- [WHAT TO PRODUCE]
In the listing that follows, how many lines contain "symbol"? Give the number only.

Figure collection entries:
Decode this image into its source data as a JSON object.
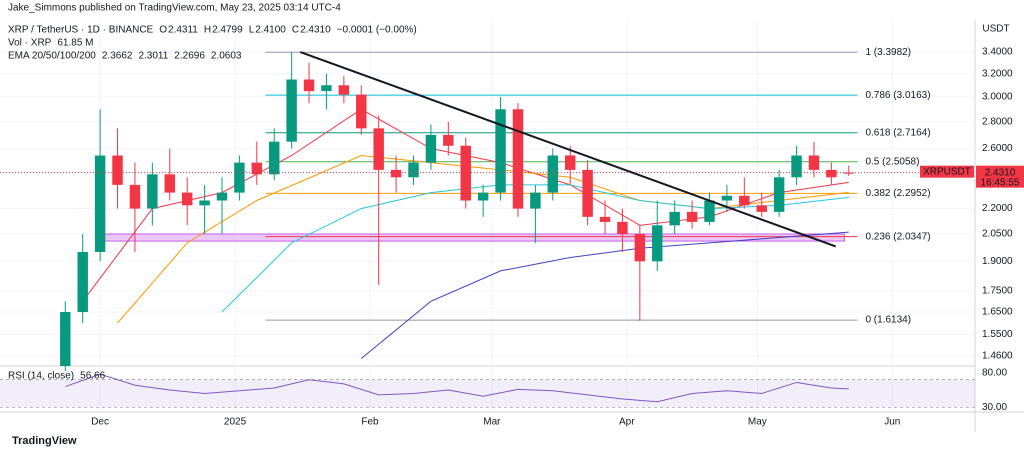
{
  "header": {
    "published": "Jake_Simmons published on TradingView.com, May 23, 2025 03:14 UTC-4",
    "symbol": "XRP / TetherUS · 1D · BINANCE",
    "ohlc": [
      {
        "key": "O",
        "text": "2.4311"
      },
      {
        "key": "H",
        "text": "2.4799"
      },
      {
        "key": "L",
        "text": "2.4100"
      },
      {
        "key": "C",
        "text": "2.4310"
      }
    ],
    "change": "−0.0001 (−0.00%)",
    "vol_label": "Vol · XRP",
    "vol_value": "61.85 M",
    "ema_label": "EMA 20/50/100/200",
    "ema_values": [
      "2.3662",
      "2.3011",
      "2.2696",
      "2.0603"
    ],
    "footer": "TradingView"
  },
  "chart_data": [
    {
      "type": "candlestick",
      "y_unit": "USDT",
      "log": true,
      "grid": true,
      "xlim": [
        -23,
        201
      ],
      "ylim": [
        1.424,
        3.717
      ],
      "xticks": [
        {
          "value": 0,
          "label": "Dec"
        },
        {
          "value": 31,
          "label": "2025"
        },
        {
          "value": 62,
          "label": "Feb"
        },
        {
          "value": 90,
          "label": "Mar"
        },
        {
          "value": 121,
          "label": "Apr"
        },
        {
          "value": 151,
          "label": "May"
        },
        {
          "value": 182,
          "label": "Jun"
        }
      ],
      "yticks": [
        {
          "value": 3.4,
          "label": "3.4000"
        },
        {
          "value": 3.2,
          "label": "3.2000"
        },
        {
          "value": 3.0,
          "label": "3.0000"
        },
        {
          "value": 2.8,
          "label": "2.8000"
        },
        {
          "value": 2.6,
          "label": "2.6000"
        },
        {
          "value": 2.2,
          "label": "2.2000"
        },
        {
          "value": 2.05,
          "label": "2.0500"
        },
        {
          "value": 1.9,
          "label": "1.9000"
        },
        {
          "value": 1.75,
          "label": "1.7500"
        },
        {
          "value": 1.65,
          "label": "1.6500"
        },
        {
          "value": 1.55,
          "label": "1.5500"
        },
        {
          "value": 1.46,
          "label": "1.4600"
        }
      ],
      "up_color": "#089981",
      "down_color": "#f23645",
      "candles": {
        "x": [
          -8,
          -4,
          0,
          4,
          8,
          12,
          16,
          20,
          24,
          28,
          32,
          36,
          40,
          44,
          48,
          52,
          56,
          60,
          64,
          68,
          72,
          76,
          80,
          84,
          88,
          92,
          96,
          100,
          104,
          108,
          112,
          116,
          120,
          124,
          128,
          132,
          136,
          140,
          144,
          148,
          152,
          156,
          160,
          164,
          168,
          172
        ],
        "open": [
          1.42,
          1.65,
          1.95,
          2.55,
          2.35,
          2.2,
          2.42,
          2.3,
          2.22,
          2.25,
          2.3,
          2.5,
          2.42,
          2.65,
          3.15,
          3.05,
          3.1,
          3.02,
          2.75,
          2.45,
          2.4,
          2.5,
          2.7,
          2.62,
          2.25,
          2.3,
          2.9,
          2.2,
          2.3,
          2.55,
          2.45,
          2.15,
          2.12,
          2.05,
          1.9,
          2.1,
          2.18,
          2.12,
          2.25,
          2.28,
          2.22,
          2.18,
          2.4,
          2.55,
          2.45,
          2.4311
        ],
        "high": [
          1.7,
          2.05,
          2.9,
          2.75,
          2.5,
          2.5,
          2.6,
          2.4,
          2.35,
          2.4,
          2.55,
          2.65,
          2.75,
          3.4,
          3.3,
          3.2,
          3.18,
          3.1,
          2.85,
          2.55,
          2.55,
          2.78,
          2.8,
          2.68,
          2.35,
          3.0,
          2.95,
          2.35,
          2.6,
          2.62,
          2.52,
          2.25,
          2.2,
          2.1,
          2.25,
          2.25,
          2.25,
          2.3,
          2.35,
          2.4,
          2.3,
          2.45,
          2.62,
          2.65,
          2.5,
          2.4799
        ],
        "low": [
          1.4,
          1.6,
          1.9,
          2.2,
          1.95,
          2.1,
          2.25,
          2.1,
          2.05,
          2.05,
          2.25,
          2.35,
          2.38,
          2.6,
          2.95,
          2.9,
          2.95,
          2.7,
          1.78,
          2.3,
          2.35,
          2.45,
          2.55,
          2.2,
          2.15,
          2.25,
          2.15,
          2.0,
          2.25,
          2.35,
          2.1,
          2.05,
          1.95,
          1.61,
          1.85,
          2.05,
          2.08,
          2.1,
          2.18,
          2.2,
          2.15,
          2.15,
          2.35,
          2.4,
          2.35,
          2.41
        ],
        "close": [
          1.65,
          1.95,
          2.55,
          2.35,
          2.2,
          2.42,
          2.3,
          2.22,
          2.25,
          2.3,
          2.5,
          2.42,
          2.65,
          3.15,
          3.05,
          3.1,
          3.02,
          2.75,
          2.45,
          2.4,
          2.5,
          2.7,
          2.62,
          2.25,
          2.3,
          2.9,
          2.2,
          2.3,
          2.55,
          2.45,
          2.15,
          2.12,
          2.05,
          1.9,
          2.1,
          2.18,
          2.12,
          2.25,
          2.28,
          2.22,
          2.18,
          2.4,
          2.55,
          2.45,
          2.4,
          2.431
        ]
      },
      "series": [
        {
          "color": "#f23645",
          "x": [
            -4,
            12,
            28,
            44,
            60,
            76,
            92,
            108,
            124,
            140,
            156,
            172
          ],
          "values": [
            1.7,
            2.2,
            2.3,
            2.55,
            2.9,
            2.6,
            2.5,
            2.35,
            2.1,
            2.15,
            2.3,
            2.3662
          ]
        },
        {
          "color": "#ff9800",
          "x": [
            4,
            20,
            36,
            60,
            76,
            92,
            108,
            124,
            140,
            156,
            172
          ],
          "values": [
            1.6,
            2.0,
            2.25,
            2.55,
            2.5,
            2.45,
            2.4,
            2.25,
            2.2,
            2.25,
            2.3011
          ]
        },
        {
          "color": "#26c6da",
          "x": [
            28,
            44,
            60,
            76,
            92,
            108,
            124,
            140,
            156,
            172
          ],
          "values": [
            1.65,
            2.0,
            2.2,
            2.3,
            2.35,
            2.35,
            2.25,
            2.2,
            2.22,
            2.2696
          ]
        },
        {
          "color": "#3f3fc4",
          "x": [
            60,
            76,
            92,
            108,
            124,
            140,
            156,
            172
          ],
          "values": [
            1.45,
            1.7,
            1.85,
            1.92,
            1.97,
            2.0,
            2.03,
            2.0603
          ]
        }
      ],
      "fib_x": [
        38,
        174
      ],
      "fib": [
        {
          "value": 3.3982,
          "label": "1 (3.3982)",
          "color": "#9598a1"
        },
        {
          "value": 3.0163,
          "label": "0.786 (3.0163)",
          "color": "#00bcd4"
        },
        {
          "value": 2.7164,
          "label": "0.618 (2.7164)",
          "color": "#089981"
        },
        {
          "value": 2.5058,
          "label": "0.5 (2.5058)",
          "color": "#4caf50"
        },
        {
          "value": 2.2952,
          "label": "0.382 (2.2952)",
          "color": "#ff9800"
        },
        {
          "value": 2.0347,
          "label": "0.236 (2.0347)",
          "color": "#f23645"
        },
        {
          "value": 1.6134,
          "label": "0 (1.6134)",
          "color": "#9598a1"
        }
      ],
      "trendline": {
        "x": [
          46,
          169
        ],
        "y": [
          3.4,
          1.98
        ]
      },
      "support_zone": {
        "x": [
          -1,
          171
        ],
        "y": [
          2.01,
          2.05
        ],
        "color": "#c561e8"
      },
      "last_price": {
        "symbol": "XRPUSDT",
        "value": 2.431,
        "label": "2.4310",
        "countdown": "16:45:55",
        "color": "#f23645"
      }
    },
    {
      "type": "line",
      "title": "RSI (14, close)",
      "value_label": "56.66",
      "color": "#7e57c2",
      "ylim": [
        26,
        87
      ],
      "band": [
        30,
        70
      ],
      "yticks": [
        {
          "value": 80,
          "label": "80.00"
        },
        {
          "value": 30,
          "label": "30.00"
        }
      ],
      "x": [
        -8,
        0,
        8,
        16,
        24,
        32,
        40,
        48,
        56,
        64,
        72,
        80,
        88,
        96,
        104,
        112,
        120,
        128,
        136,
        144,
        152,
        160,
        168,
        172
      ],
      "values": [
        60,
        78,
        62,
        55,
        50,
        54,
        58,
        70,
        64,
        48,
        50,
        55,
        46,
        56,
        54,
        48,
        42,
        38,
        50,
        54,
        50,
        66,
        58,
        56.66
      ]
    }
  ]
}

- [ANSWER TO THE EXERCISE]
2